**EXERCISE DIRECTIONS**
Wherever a line in the data below holds "structure", copy that line.

[start of EXTRACTED INFORMATION]

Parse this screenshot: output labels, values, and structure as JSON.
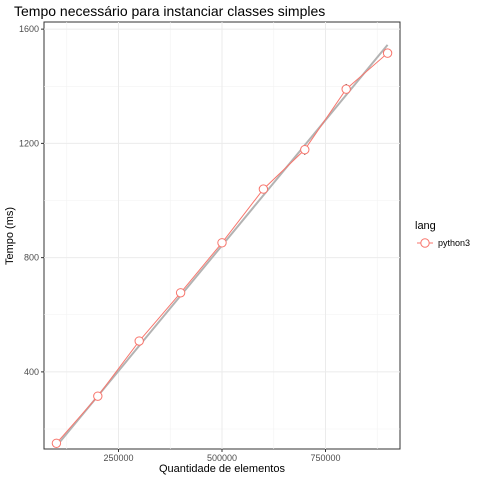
{
  "chart_data": {
    "type": "line",
    "title": "Tempo necessário para instanciar classes simples",
    "xlabel": "Quantidade de elementos",
    "ylabel": "Tempo (ms)",
    "xlim": [
      70000,
      930000
    ],
    "ylim": [
      130,
      1625
    ],
    "x_ticks": [
      250000,
      500000,
      750000
    ],
    "x_tick_labels": [
      "250000",
      "500000",
      "750000"
    ],
    "y_ticks": [
      400,
      800,
      1200,
      1600
    ],
    "y_tick_labels": [
      "400",
      "800",
      "1200",
      "1600"
    ],
    "grid": true,
    "legend": {
      "title": "lang",
      "position": "right"
    },
    "series": [
      {
        "name": "python3",
        "color": "#f8766d",
        "x": [
          100000,
          200000,
          300000,
          400000,
          500000,
          600000,
          700000,
          800000,
          900000
        ],
        "y": [
          150,
          315,
          508,
          677,
          852,
          1040,
          1178,
          1390,
          1516
        ],
        "error_low": [
          148,
          312,
          505,
          675,
          849,
          1037,
          1160,
          1377,
          1510
        ],
        "error_high": [
          152,
          318,
          511,
          680,
          855,
          1043,
          1185,
          1408,
          1522
        ]
      }
    ],
    "fit_line": {
      "color": "#b3b3b3",
      "x": [
        100000,
        900000
      ],
      "y": [
        140,
        1545
      ]
    }
  }
}
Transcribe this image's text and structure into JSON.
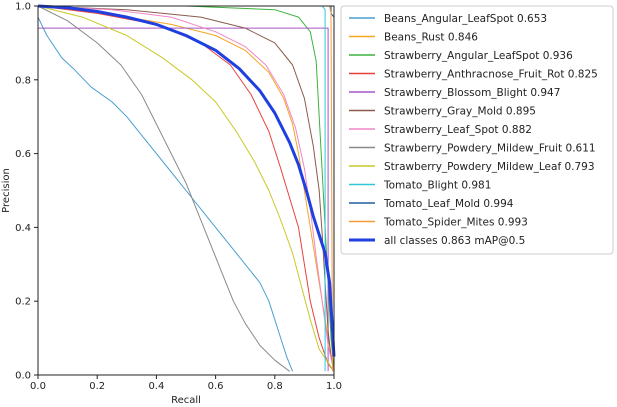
{
  "chart_data": {
    "type": "line",
    "title": "",
    "xlabel": "Recall",
    "ylabel": "Precision",
    "xlim": [
      0,
      1
    ],
    "ylim": [
      0,
      1
    ],
    "grid": false,
    "legend_position": "outside-right-top",
    "x_ticks": [
      "0.0",
      "0.2",
      "0.4",
      "0.6",
      "0.8",
      "1.0"
    ],
    "y_ticks": [
      "0.0",
      "0.2",
      "0.4",
      "0.6",
      "0.8",
      "1.0"
    ],
    "series": [
      {
        "name": "Beans_Angular_LeafSpot 0.653",
        "color": "#4a9fd0",
        "width": 1,
        "points": [
          [
            0,
            0.97
          ],
          [
            0.03,
            0.92
          ],
          [
            0.08,
            0.86
          ],
          [
            0.12,
            0.83
          ],
          [
            0.18,
            0.78
          ],
          [
            0.25,
            0.74
          ],
          [
            0.3,
            0.7
          ],
          [
            0.35,
            0.65
          ],
          [
            0.4,
            0.6
          ],
          [
            0.45,
            0.55
          ],
          [
            0.5,
            0.5
          ],
          [
            0.55,
            0.45
          ],
          [
            0.6,
            0.4
          ],
          [
            0.65,
            0.35
          ],
          [
            0.7,
            0.3
          ],
          [
            0.75,
            0.25
          ],
          [
            0.78,
            0.2
          ],
          [
            0.8,
            0.15
          ],
          [
            0.82,
            0.1
          ],
          [
            0.84,
            0.05
          ],
          [
            0.86,
            0.01
          ]
        ]
      },
      {
        "name": "Beans_Rust 0.846",
        "color": "#f5a623",
        "width": 1,
        "points": [
          [
            0,
            1
          ],
          [
            0.15,
            0.99
          ],
          [
            0.3,
            0.97
          ],
          [
            0.45,
            0.95
          ],
          [
            0.6,
            0.92
          ],
          [
            0.7,
            0.88
          ],
          [
            0.78,
            0.82
          ],
          [
            0.83,
            0.75
          ],
          [
            0.86,
            0.68
          ],
          [
            0.88,
            0.6
          ],
          [
            0.9,
            0.5
          ],
          [
            0.92,
            0.4
          ],
          [
            0.94,
            0.3
          ],
          [
            0.96,
            0.2
          ],
          [
            0.98,
            0.1
          ],
          [
            1,
            0.01
          ]
        ]
      },
      {
        "name": "Strawberry_Angular_LeafSpot 0.936",
        "color": "#3db33d",
        "width": 1,
        "points": [
          [
            0,
            1
          ],
          [
            0.5,
            1
          ],
          [
            0.8,
            0.99
          ],
          [
            0.88,
            0.97
          ],
          [
            0.92,
            0.93
          ],
          [
            0.94,
            0.85
          ],
          [
            0.95,
            0.7
          ],
          [
            0.96,
            0.55
          ],
          [
            0.97,
            0.4
          ],
          [
            0.98,
            0.25
          ],
          [
            0.99,
            0.1
          ],
          [
            1,
            0.01
          ]
        ]
      },
      {
        "name": "Strawberry_Anthracnose_Fruit_Rot 0.825",
        "color": "#e8413c",
        "width": 1,
        "points": [
          [
            0,
            1
          ],
          [
            0.2,
            0.98
          ],
          [
            0.4,
            0.95
          ],
          [
            0.55,
            0.9
          ],
          [
            0.65,
            0.84
          ],
          [
            0.72,
            0.76
          ],
          [
            0.78,
            0.66
          ],
          [
            0.82,
            0.56
          ],
          [
            0.85,
            0.48
          ],
          [
            0.88,
            0.4
          ],
          [
            0.9,
            0.3
          ],
          [
            0.92,
            0.2
          ],
          [
            0.95,
            0.1
          ],
          [
            0.98,
            0.03
          ],
          [
            1,
            0.01
          ]
        ]
      },
      {
        "name": "Strawberry_Blossom_Blight 0.947",
        "color": "#a855c6",
        "width": 1,
        "points": [
          [
            0,
            0.94
          ],
          [
            0.98,
            0.94
          ],
          [
            0.98,
            0.01
          ]
        ]
      },
      {
        "name": "Strawberry_Gray_Mold 0.895",
        "color": "#8b5a4a",
        "width": 1,
        "points": [
          [
            0,
            1
          ],
          [
            0.3,
            0.99
          ],
          [
            0.55,
            0.97
          ],
          [
            0.7,
            0.94
          ],
          [
            0.8,
            0.9
          ],
          [
            0.86,
            0.84
          ],
          [
            0.9,
            0.75
          ],
          [
            0.93,
            0.62
          ],
          [
            0.95,
            0.5
          ],
          [
            0.96,
            0.38
          ],
          [
            0.97,
            0.25
          ],
          [
            0.98,
            0.12
          ],
          [
            0.99,
            0.05
          ],
          [
            1,
            0.01
          ]
        ]
      },
      {
        "name": "Strawberry_Leaf_Spot 0.882",
        "color": "#f087c8",
        "width": 1,
        "points": [
          [
            0,
            1
          ],
          [
            0.25,
            0.99
          ],
          [
            0.45,
            0.97
          ],
          [
            0.6,
            0.93
          ],
          [
            0.7,
            0.89
          ],
          [
            0.77,
            0.84
          ],
          [
            0.83,
            0.76
          ],
          [
            0.87,
            0.67
          ],
          [
            0.9,
            0.56
          ],
          [
            0.92,
            0.45
          ],
          [
            0.94,
            0.32
          ],
          [
            0.96,
            0.2
          ],
          [
            0.98,
            0.08
          ],
          [
            1,
            0.01
          ]
        ]
      },
      {
        "name": "Strawberry_Powdery_Mildew_Fruit 0.611",
        "color": "#8a8a8a",
        "width": 1,
        "points": [
          [
            0,
            1
          ],
          [
            0.1,
            0.96
          ],
          [
            0.2,
            0.9
          ],
          [
            0.28,
            0.84
          ],
          [
            0.35,
            0.76
          ],
          [
            0.4,
            0.68
          ],
          [
            0.45,
            0.6
          ],
          [
            0.5,
            0.52
          ],
          [
            0.54,
            0.44
          ],
          [
            0.58,
            0.36
          ],
          [
            0.62,
            0.28
          ],
          [
            0.66,
            0.2
          ],
          [
            0.7,
            0.14
          ],
          [
            0.75,
            0.08
          ],
          [
            0.8,
            0.04
          ],
          [
            0.85,
            0.01
          ]
        ]
      },
      {
        "name": "Strawberry_Powdery_Mildew_Leaf 0.793",
        "color": "#c9c927",
        "width": 1,
        "points": [
          [
            0,
            1
          ],
          [
            0.15,
            0.97
          ],
          [
            0.3,
            0.92
          ],
          [
            0.42,
            0.86
          ],
          [
            0.52,
            0.8
          ],
          [
            0.6,
            0.74
          ],
          [
            0.67,
            0.66
          ],
          [
            0.73,
            0.58
          ],
          [
            0.78,
            0.5
          ],
          [
            0.82,
            0.42
          ],
          [
            0.86,
            0.33
          ],
          [
            0.89,
            0.24
          ],
          [
            0.92,
            0.15
          ],
          [
            0.95,
            0.07
          ],
          [
            1,
            0.01
          ]
        ]
      },
      {
        "name": "Tomato_Blight 0.981",
        "color": "#30c8d8",
        "width": 1,
        "points": [
          [
            0,
            1
          ],
          [
            0.96,
            1
          ],
          [
            0.97,
            0.99
          ],
          [
            0.97,
            0.01
          ]
        ]
      },
      {
        "name": "Tomato_Leaf_Mold 0.994",
        "color": "#1f5fa0",
        "width": 1,
        "points": [
          [
            0,
            1
          ],
          [
            0.99,
            1
          ],
          [
            0.99,
            0.98
          ],
          [
            1,
            0.97
          ],
          [
            1,
            0.01
          ]
        ]
      },
      {
        "name": "Tomato_Spider_Mites 0.993",
        "color": "#f59a3a",
        "width": 1,
        "points": [
          [
            0,
            1
          ],
          [
            0.985,
            1
          ],
          [
            0.99,
            0.98
          ],
          [
            0.995,
            0.01
          ]
        ]
      },
      {
        "name": "all classes 0.863 mAP@0.5",
        "color": "#1f3fe0",
        "width": 3,
        "points": [
          [
            0,
            1
          ],
          [
            0.1,
            0.995
          ],
          [
            0.2,
            0.985
          ],
          [
            0.3,
            0.97
          ],
          [
            0.4,
            0.95
          ],
          [
            0.5,
            0.92
          ],
          [
            0.6,
            0.88
          ],
          [
            0.68,
            0.83
          ],
          [
            0.75,
            0.77
          ],
          [
            0.8,
            0.71
          ],
          [
            0.85,
            0.63
          ],
          [
            0.88,
            0.57
          ],
          [
            0.91,
            0.49
          ],
          [
            0.93,
            0.43
          ],
          [
            0.95,
            0.38
          ],
          [
            0.97,
            0.33
          ],
          [
            0.985,
            0.25
          ],
          [
            0.995,
            0.12
          ],
          [
            1,
            0.05
          ]
        ]
      }
    ]
  }
}
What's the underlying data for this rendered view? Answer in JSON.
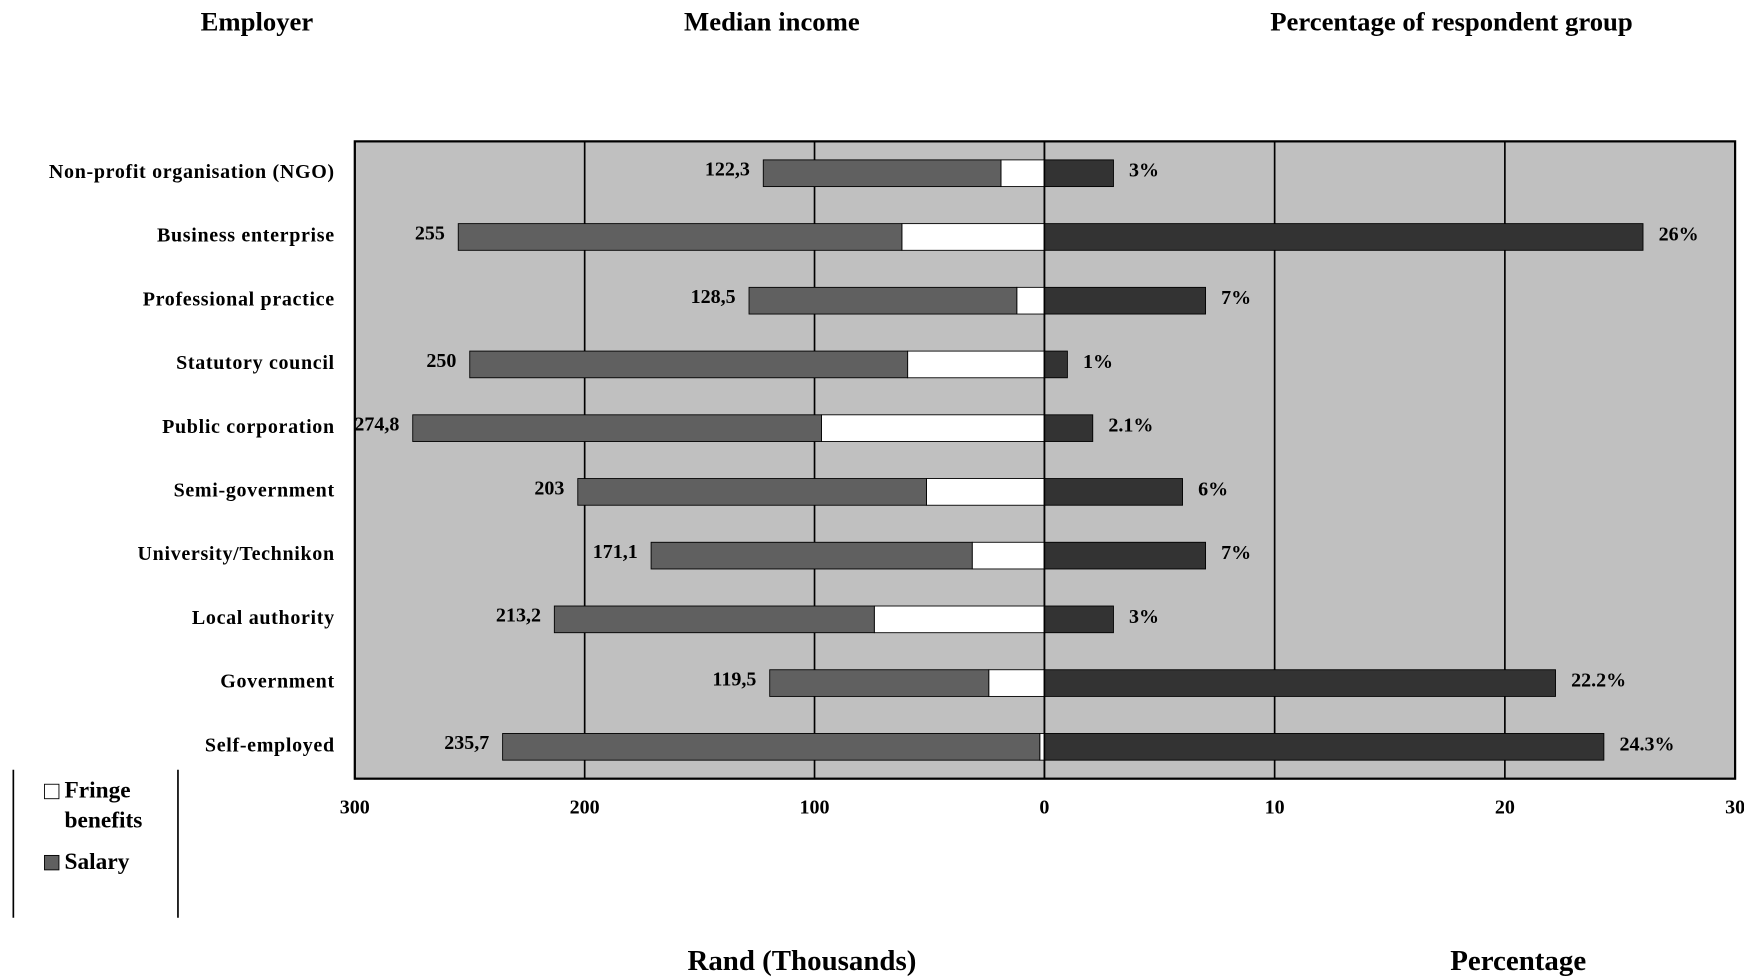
{
  "chart_data": {
    "type": "diverging-bar",
    "titles": [
      "Employer",
      "Median income",
      "Percentage of respondent group"
    ],
    "xlabel": "Rand (Thousands)",
    "x2label": "Percentage",
    "categories": [
      "Non-profit organisation (NGO)",
      "Business enterprise",
      "Professional practice",
      "Statutory council",
      "Public corporation",
      "Semi-government",
      "University/Technikon",
      "Local authority",
      "Government",
      "Self-employed"
    ],
    "series": [
      {
        "name": "Fringe benefits",
        "color": "#ffffff",
        "values": [
          18.9,
          62,
          12,
          59.5,
          97,
          51.3,
          31.4,
          74,
          24.2,
          2
        ]
      },
      {
        "name": "Salary",
        "color": "#606060",
        "values": [
          103.4,
          193,
          116.5,
          190.5,
          177.8,
          151.7,
          139.7,
          139.2,
          95.3,
          233.7
        ]
      }
    ],
    "totals": [
      122.3,
      255,
      128.5,
      250,
      274.8,
      203,
      171.1,
      213.2,
      119.5,
      235.7
    ],
    "total_labels": [
      "122,3",
      "255",
      "128,5",
      "250",
      "274,8",
      "203",
      "171,1",
      "213,2",
      "119,5",
      "235,7"
    ],
    "percent": {
      "color": "#333333",
      "values": [
        3,
        26,
        7,
        1,
        2.1,
        6,
        7,
        3,
        22.2,
        24.3
      ],
      "value_labels": [
        "3%",
        "26%",
        "7%",
        "1%",
        "2.1%",
        "6%",
        "7%",
        "3%",
        "22.2%",
        "24.3%"
      ]
    },
    "xlim": [
      0,
      300
    ],
    "xticks": [
      0,
      100,
      200,
      300
    ],
    "x2lim": [
      0,
      30
    ],
    "x2ticks": [
      10,
      20,
      30
    ],
    "grid": true,
    "background": "#c0c0c0",
    "legend": "bottom-left"
  }
}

[end of EXTRACTED INFORMATION]

**SOLUTION FOR THIS PROBLEM**
Parse this screenshot: output labels, values, and structure as JSON.
Transcribe this image's text and structure into JSON.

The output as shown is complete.